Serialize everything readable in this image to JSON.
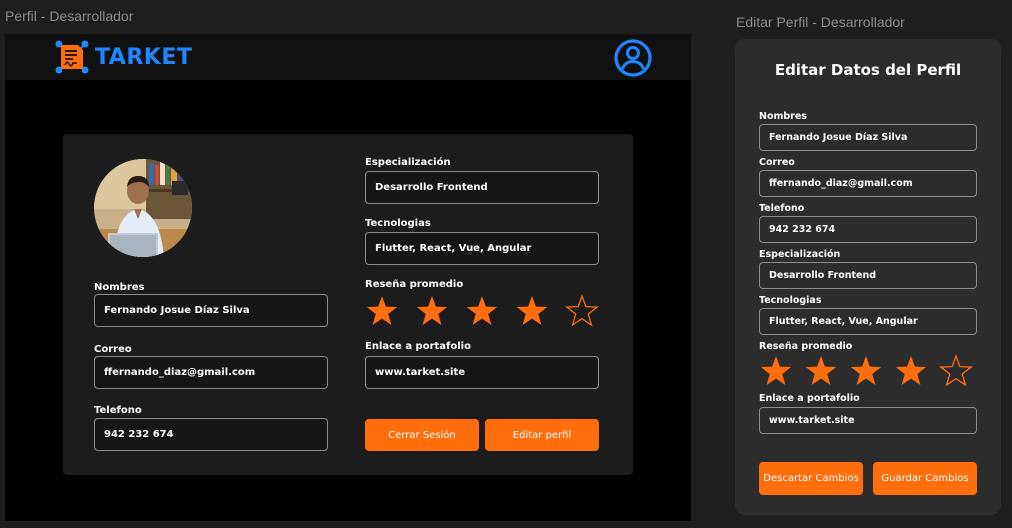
{
  "frames": {
    "profile_label": "Perfil - Desarrollador",
    "edit_label": "Editar Perfil - Desarrollador"
  },
  "brand": {
    "name": "TARKET",
    "color": "#1e87ff",
    "accent": "#ff6d0d"
  },
  "icons": {
    "logo": "document-logo-icon",
    "user": "user-circle-icon",
    "star": "star-icon"
  },
  "profile": {
    "fields": {
      "nombres": {
        "label": "Nombres",
        "value": "Fernando Josue Díaz Silva"
      },
      "correo": {
        "label": "Correo",
        "value": "ffernando_diaz@gmail.com"
      },
      "telefono": {
        "label": "Telefono",
        "value": "942 232 674"
      },
      "especializacion": {
        "label": "Especialización",
        "value": "Desarrollo Frontend"
      },
      "tecnologias": {
        "label": "Tecnologias",
        "value": "Flutter, React, Vue, Angular"
      },
      "portafolio": {
        "label": "Enlace a portafolio",
        "value": "www.tarket.site"
      }
    },
    "rating": {
      "label": "Reseña promedio",
      "value": 4,
      "max": 5
    },
    "buttons": {
      "logout": "Cerrar Sesión",
      "edit": "Editar perfil"
    }
  },
  "edit_panel": {
    "title": "Editar Datos del Perfil",
    "fields": {
      "nombres": {
        "label": "Nombres",
        "value": "Fernando Josue Díaz Silva"
      },
      "correo": {
        "label": "Correo",
        "value": "ffernando_diaz@gmail.com"
      },
      "telefono": {
        "label": "Telefono",
        "value": "942 232 674"
      },
      "especializacion": {
        "label": "Especialización",
        "value": "Desarrollo Frontend"
      },
      "tecnologias": {
        "label": "Tecnologias",
        "value": "Flutter, React, Vue, Angular"
      },
      "portafolio": {
        "label": "Enlace a portafolio",
        "value": "www.tarket.site"
      }
    },
    "rating": {
      "label": "Reseña promedio",
      "value": 4,
      "max": 5
    },
    "buttons": {
      "discard": "Descartar Cambios",
      "save": "Guardar Cambios"
    }
  }
}
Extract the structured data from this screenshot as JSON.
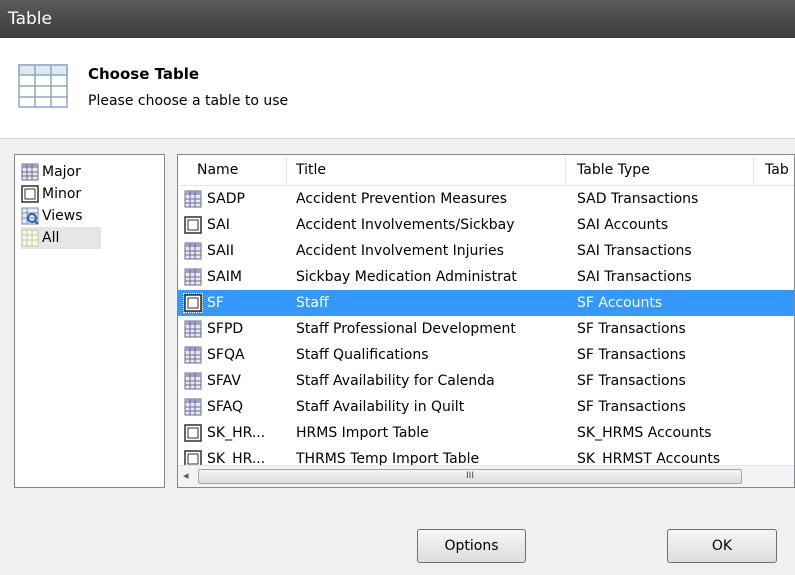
{
  "window": {
    "title": "Table"
  },
  "header": {
    "title": "Choose Table",
    "subtitle": "Please choose a table to use"
  },
  "categories": [
    {
      "label": "Major",
      "icon": "grid-icon"
    },
    {
      "label": "Minor",
      "icon": "frame-icon"
    },
    {
      "label": "Views",
      "icon": "view-icon"
    },
    {
      "label": "All",
      "icon": "light-grid-icon",
      "selected": true
    }
  ],
  "columns": [
    "Name",
    "Title",
    "Table Type",
    "Tab"
  ],
  "rows": [
    {
      "name": "SADP",
      "title": "Accident Prevention Measures",
      "type": "SAD Transactions",
      "icon": "grid-icon"
    },
    {
      "name": "SAI",
      "title": "Accident Involvements/Sickbay",
      "type": "SAI Accounts",
      "icon": "frame-icon"
    },
    {
      "name": "SAII",
      "title": "Accident Involvement Injuries",
      "type": "SAI Transactions",
      "icon": "grid-icon"
    },
    {
      "name": "SAIM",
      "title": "Sickbay Medication Administrat",
      "type": "SAI Transactions",
      "icon": "grid-icon"
    },
    {
      "name": "SF",
      "title": "Staff",
      "type": "SF Accounts",
      "icon": "frame-icon",
      "selected": true
    },
    {
      "name": "SFPD",
      "title": "Staff Professional Development",
      "type": "SF Transactions",
      "icon": "grid-icon"
    },
    {
      "name": "SFQA",
      "title": "Staff Qualifications",
      "type": "SF Transactions",
      "icon": "grid-icon"
    },
    {
      "name": "SFAV",
      "title": "Staff Availability for Calenda",
      "type": "SF Transactions",
      "icon": "grid-icon"
    },
    {
      "name": "SFAQ",
      "title": "Staff Availability in Quilt",
      "type": "SF Transactions",
      "icon": "grid-icon"
    },
    {
      "name": "SK_HR...",
      "title": "HRMS Import Table",
      "type": "SK_HRMS Accounts",
      "icon": "frame-icon"
    },
    {
      "name": "SK_HR...",
      "title": "THRMS Temp Import Table",
      "type": "SK_HRMST Accounts",
      "icon": "frame-icon"
    }
  ],
  "scrollbar": {
    "left_arrow": "◂",
    "grip": "III"
  },
  "buttons": {
    "options": "Options",
    "ok": "OK"
  }
}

◆ ◆ ◆ ◆ ◆ ◆ ◆

What the task asks -
Extract every line of the data exactly; pictures stay out.

Finished task -
Serialize everything readable in this image to JSON.
{
  "frames": {
    "profile_label": "Perfil - Desarrollador",
    "edit_label": "Editar Perfil - Desarrollador"
  },
  "brand": {
    "name": "TARKET",
    "color": "#1e87ff",
    "accent": "#ff6d0d"
  },
  "icons": {
    "logo": "document-logo-icon",
    "user": "user-circle-icon",
    "star": "star-icon"
  },
  "profile": {
    "fields": {
      "nombres": {
        "label": "Nombres",
        "value": "Fernando Josue Díaz Silva"
      },
      "correo": {
        "label": "Correo",
        "value": "ffernando_diaz@gmail.com"
      },
      "telefono": {
        "label": "Telefono",
        "value": "942 232 674"
      },
      "especializacion": {
        "label": "Especialización",
        "value": "Desarrollo Frontend"
      },
      "tecnologias": {
        "label": "Tecnologias",
        "value": "Flutter, React, Vue, Angular"
      },
      "portafolio": {
        "label": "Enlace a portafolio",
        "value": "www.tarket.site"
      }
    },
    "rating": {
      "label": "Reseña promedio",
      "value": 4,
      "max": 5
    },
    "buttons": {
      "logout": "Cerrar Sesión",
      "edit": "Editar perfil"
    }
  },
  "edit_panel": {
    "title": "Editar Datos del Perfil",
    "fields": {
      "nombres": {
        "label": "Nombres",
        "value": "Fernando Josue Díaz Silva"
      },
      "correo": {
        "label": "Correo",
        "value": "ffernando_diaz@gmail.com"
      },
      "telefono": {
        "label": "Telefono",
        "value": "942 232 674"
      },
      "especializacion": {
        "label": "Especialización",
        "value": "Desarrollo Frontend"
      },
      "tecnologias": {
        "label": "Tecnologias",
        "value": "Flutter, React, Vue, Angular"
      },
      "portafolio": {
        "label": "Enlace a portafolio",
        "value": "www.tarket.site"
      }
    },
    "rating": {
      "label": "Reseña promedio",
      "value": 4,
      "max": 5
    },
    "buttons": {
      "discard": "Descartar Cambios",
      "save": "Guardar Cambios"
    }
  }
}
Extract the structured data from this screenshot as JSON.
{
  "window": {
    "title": "Table"
  },
  "header": {
    "title": "Choose Table",
    "subtitle": "Please choose a table to use"
  },
  "categories": [
    {
      "label": "Major",
      "icon": "grid-icon"
    },
    {
      "label": "Minor",
      "icon": "frame-icon"
    },
    {
      "label": "Views",
      "icon": "view-icon"
    },
    {
      "label": "All",
      "icon": "light-grid-icon",
      "selected": true
    }
  ],
  "columns": [
    "Name",
    "Title",
    "Table Type",
    "Tab"
  ],
  "rows": [
    {
      "name": "SADP",
      "title": "Accident Prevention Measures",
      "type": "SAD Transactions",
      "icon": "grid-icon"
    },
    {
      "name": "SAI",
      "title": "Accident Involvements/Sickbay",
      "type": "SAI Accounts",
      "icon": "frame-icon"
    },
    {
      "name": "SAII",
      "title": "Accident Involvement Injuries",
      "type": "SAI Transactions",
      "icon": "grid-icon"
    },
    {
      "name": "SAIM",
      "title": "Sickbay Medication Administrat",
      "type": "SAI Transactions",
      "icon": "grid-icon"
    },
    {
      "name": "SF",
      "title": "Staff",
      "type": "SF Accounts",
      "icon": "frame-icon",
      "selected": true
    },
    {
      "name": "SFPD",
      "title": "Staff Professional Development",
      "type": "SF Transactions",
      "icon": "grid-icon"
    },
    {
      "name": "SFQA",
      "title": "Staff Qualifications",
      "type": "SF Transactions",
      "icon": "grid-icon"
    },
    {
      "name": "SFAV",
      "title": "Staff Availability for Calenda",
      "type": "SF Transactions",
      "icon": "grid-icon"
    },
    {
      "name": "SFAQ",
      "title": "Staff Availability in Quilt",
      "type": "SF Transactions",
      "icon": "grid-icon"
    },
    {
      "name": "SK_HR...",
      "title": "HRMS Import Table",
      "type": "SK_HRMS Accounts",
      "icon": "frame-icon"
    },
    {
      "name": "SK_HR...",
      "title": "THRMS Temp Import Table",
      "type": "SK_HRMST Accounts",
      "icon": "frame-icon"
    }
  ],
  "scrollbar": {
    "left_arrow": "◂",
    "grip": "III"
  },
  "buttons": {
    "options": "Options",
    "ok": "OK"
  }
}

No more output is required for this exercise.